-- START DATA TO PROCESS --
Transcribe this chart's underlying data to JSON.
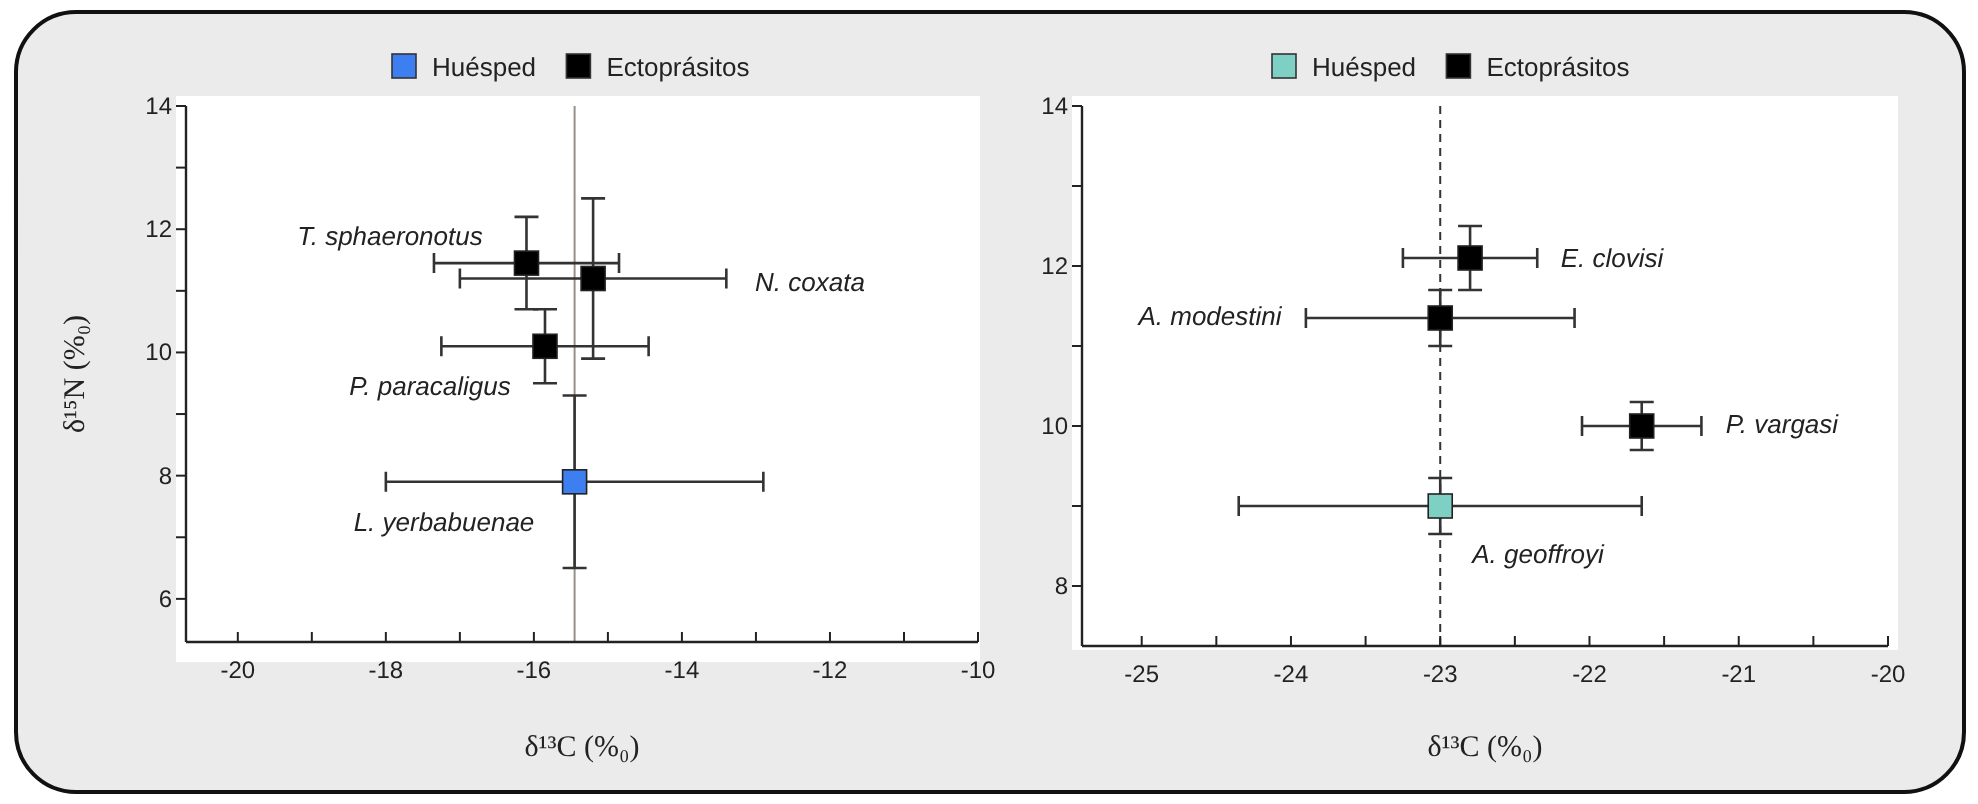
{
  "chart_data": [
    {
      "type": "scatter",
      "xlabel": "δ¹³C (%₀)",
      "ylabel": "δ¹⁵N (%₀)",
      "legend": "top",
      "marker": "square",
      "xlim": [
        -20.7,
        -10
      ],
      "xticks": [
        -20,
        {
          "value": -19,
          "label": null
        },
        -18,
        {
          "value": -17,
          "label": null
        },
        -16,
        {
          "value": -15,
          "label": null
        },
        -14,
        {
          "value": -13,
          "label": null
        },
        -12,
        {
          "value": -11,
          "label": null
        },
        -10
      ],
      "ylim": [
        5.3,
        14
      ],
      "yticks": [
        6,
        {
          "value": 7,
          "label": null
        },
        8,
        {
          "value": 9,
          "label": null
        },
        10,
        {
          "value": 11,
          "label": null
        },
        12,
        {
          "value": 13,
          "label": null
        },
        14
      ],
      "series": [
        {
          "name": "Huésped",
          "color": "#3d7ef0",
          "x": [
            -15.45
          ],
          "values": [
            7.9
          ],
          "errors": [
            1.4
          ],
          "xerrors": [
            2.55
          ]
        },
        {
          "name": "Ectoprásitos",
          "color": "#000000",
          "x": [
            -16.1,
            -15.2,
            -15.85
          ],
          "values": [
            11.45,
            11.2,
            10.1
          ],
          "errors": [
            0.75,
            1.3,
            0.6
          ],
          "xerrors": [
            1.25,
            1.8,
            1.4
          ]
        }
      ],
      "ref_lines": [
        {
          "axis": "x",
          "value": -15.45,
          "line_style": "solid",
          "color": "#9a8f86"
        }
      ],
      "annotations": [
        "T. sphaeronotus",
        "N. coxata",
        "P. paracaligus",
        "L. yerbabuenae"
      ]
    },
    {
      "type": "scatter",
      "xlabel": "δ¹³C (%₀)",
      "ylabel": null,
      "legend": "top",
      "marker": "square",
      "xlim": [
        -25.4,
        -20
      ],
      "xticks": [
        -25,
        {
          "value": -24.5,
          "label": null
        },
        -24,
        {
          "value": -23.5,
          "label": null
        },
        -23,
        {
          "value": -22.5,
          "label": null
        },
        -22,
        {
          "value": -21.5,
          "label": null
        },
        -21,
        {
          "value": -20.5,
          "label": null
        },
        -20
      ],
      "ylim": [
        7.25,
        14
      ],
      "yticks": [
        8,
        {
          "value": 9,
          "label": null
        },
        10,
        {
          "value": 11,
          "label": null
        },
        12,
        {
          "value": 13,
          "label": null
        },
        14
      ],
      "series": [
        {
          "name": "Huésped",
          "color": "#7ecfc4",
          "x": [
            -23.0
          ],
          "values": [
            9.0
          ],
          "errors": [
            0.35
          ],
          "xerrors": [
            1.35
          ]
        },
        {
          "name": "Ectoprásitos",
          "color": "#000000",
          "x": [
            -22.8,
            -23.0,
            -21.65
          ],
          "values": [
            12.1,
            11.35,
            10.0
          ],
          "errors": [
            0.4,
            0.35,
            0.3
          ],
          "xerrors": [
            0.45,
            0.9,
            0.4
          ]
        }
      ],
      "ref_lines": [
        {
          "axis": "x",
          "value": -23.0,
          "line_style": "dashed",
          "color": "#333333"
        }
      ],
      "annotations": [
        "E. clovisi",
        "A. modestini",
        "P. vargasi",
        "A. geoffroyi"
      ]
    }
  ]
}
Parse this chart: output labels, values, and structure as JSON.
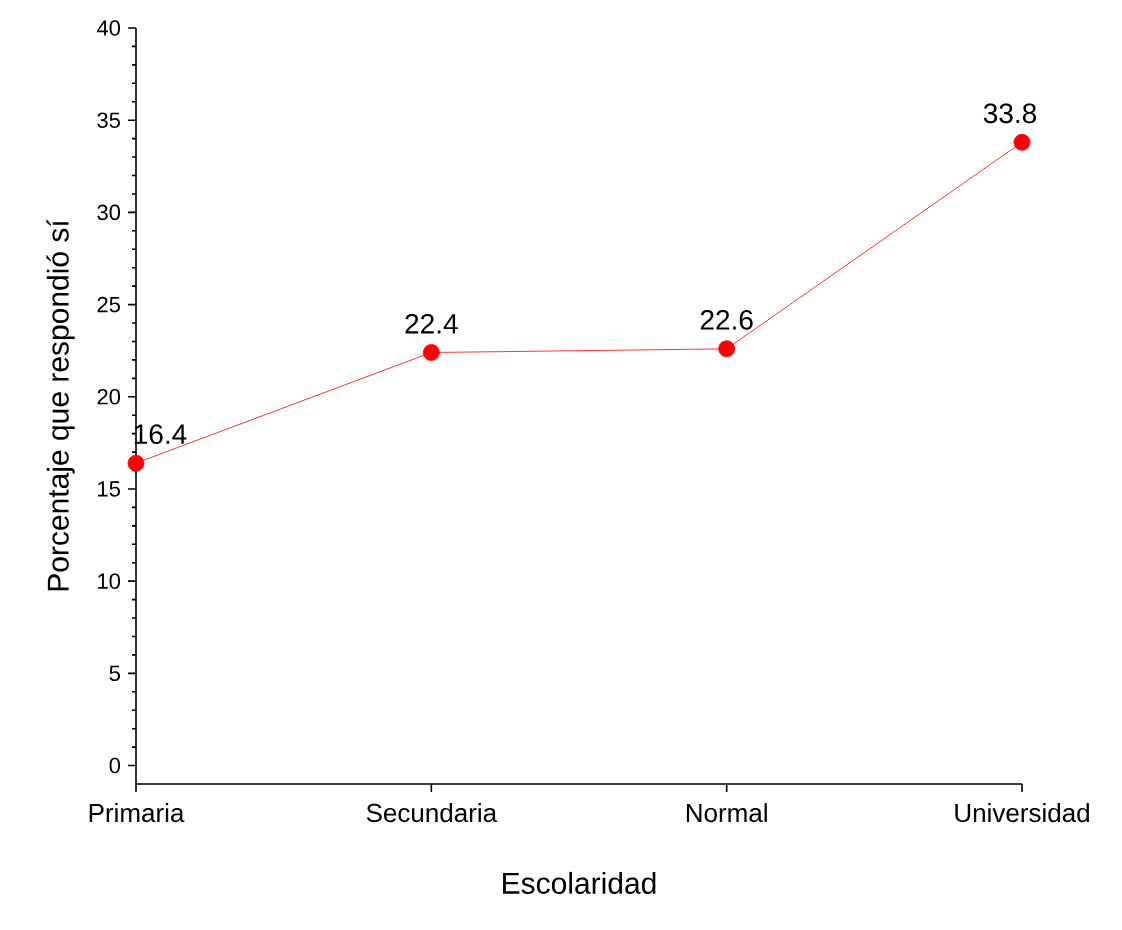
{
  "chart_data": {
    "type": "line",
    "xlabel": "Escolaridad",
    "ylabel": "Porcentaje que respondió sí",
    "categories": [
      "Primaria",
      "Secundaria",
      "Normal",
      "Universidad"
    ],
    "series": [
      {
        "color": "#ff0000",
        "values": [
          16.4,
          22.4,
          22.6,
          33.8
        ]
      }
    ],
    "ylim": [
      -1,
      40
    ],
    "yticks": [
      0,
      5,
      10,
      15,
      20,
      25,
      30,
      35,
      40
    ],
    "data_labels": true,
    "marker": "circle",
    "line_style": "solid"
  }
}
-- END DATA TO PROCESS --
§ **AIM OF THE EXERCISE**:
Restate the whole listing above exactly, except for its images.

§ **SOLUTION FOR THIS EXERCISE**:
Transcribe this chart's underlying data to JSON.
{
  "chart_data": [
    {
      "type": "scatter",
      "xlabel": "δ¹³C (%₀)",
      "ylabel": "δ¹⁵N (%₀)",
      "legend": "top",
      "marker": "square",
      "xlim": [
        -20.7,
        -10
      ],
      "xticks": [
        -20,
        {
          "value": -19,
          "label": null
        },
        -18,
        {
          "value": -17,
          "label": null
        },
        -16,
        {
          "value": -15,
          "label": null
        },
        -14,
        {
          "value": -13,
          "label": null
        },
        -12,
        {
          "value": -11,
          "label": null
        },
        -10
      ],
      "ylim": [
        5.3,
        14
      ],
      "yticks": [
        6,
        {
          "value": 7,
          "label": null
        },
        8,
        {
          "value": 9,
          "label": null
        },
        10,
        {
          "value": 11,
          "label": null
        },
        12,
        {
          "value": 13,
          "label": null
        },
        14
      ],
      "series": [
        {
          "name": "Huésped",
          "color": "#3d7ef0",
          "x": [
            -15.45
          ],
          "values": [
            7.9
          ],
          "errors": [
            1.4
          ],
          "xerrors": [
            2.55
          ]
        },
        {
          "name": "Ectoprásitos",
          "color": "#000000",
          "x": [
            -16.1,
            -15.2,
            -15.85
          ],
          "values": [
            11.45,
            11.2,
            10.1
          ],
          "errors": [
            0.75,
            1.3,
            0.6
          ],
          "xerrors": [
            1.25,
            1.8,
            1.4
          ]
        }
      ],
      "ref_lines": [
        {
          "axis": "x",
          "value": -15.45,
          "line_style": "solid",
          "color": "#9a8f86"
        }
      ],
      "annotations": [
        "T. sphaeronotus",
        "N. coxata",
        "P. paracaligus",
        "L. yerbabuenae"
      ]
    },
    {
      "type": "scatter",
      "xlabel": "δ¹³C (%₀)",
      "ylabel": null,
      "legend": "top",
      "marker": "square",
      "xlim": [
        -25.4,
        -20
      ],
      "xticks": [
        -25,
        {
          "value": -24.5,
          "label": null
        },
        -24,
        {
          "value": -23.5,
          "label": null
        },
        -23,
        {
          "value": -22.5,
          "label": null
        },
        -22,
        {
          "value": -21.5,
          "label": null
        },
        -21,
        {
          "value": -20.5,
          "label": null
        },
        -20
      ],
      "ylim": [
        7.25,
        14
      ],
      "yticks": [
        8,
        {
          "value": 9,
          "label": null
        },
        10,
        {
          "value": 11,
          "label": null
        },
        12,
        {
          "value": 13,
          "label": null
        },
        14
      ],
      "series": [
        {
          "name": "Huésped",
          "color": "#7ecfc4",
          "x": [
            -23.0
          ],
          "values": [
            9.0
          ],
          "errors": [
            0.35
          ],
          "xerrors": [
            1.35
          ]
        },
        {
          "name": "Ectoprásitos",
          "color": "#000000",
          "x": [
            -22.8,
            -23.0,
            -21.65
          ],
          "values": [
            12.1,
            11.35,
            10.0
          ],
          "errors": [
            0.4,
            0.35,
            0.3
          ],
          "xerrors": [
            0.45,
            0.9,
            0.4
          ]
        }
      ],
      "ref_lines": [
        {
          "axis": "x",
          "value": -23.0,
          "line_style": "dashed",
          "color": "#333333"
        }
      ],
      "annotations": [
        "E. clovisi",
        "A. modestini",
        "P. vargasi",
        "A. geoffroyi"
      ]
    }
  ]
}
Parse this chart: output labels, values, and structure as JSON.
{
  "chart_data": {
    "type": "line",
    "xlabel": "Escolaridad",
    "ylabel": "Porcentaje que respondió sí",
    "categories": [
      "Primaria",
      "Secundaria",
      "Normal",
      "Universidad"
    ],
    "series": [
      {
        "color": "#ff0000",
        "values": [
          16.4,
          22.4,
          22.6,
          33.8
        ]
      }
    ],
    "ylim": [
      -1,
      40
    ],
    "yticks": [
      0,
      5,
      10,
      15,
      20,
      25,
      30,
      35,
      40
    ],
    "data_labels": true,
    "marker": "circle",
    "line_style": "solid"
  }
}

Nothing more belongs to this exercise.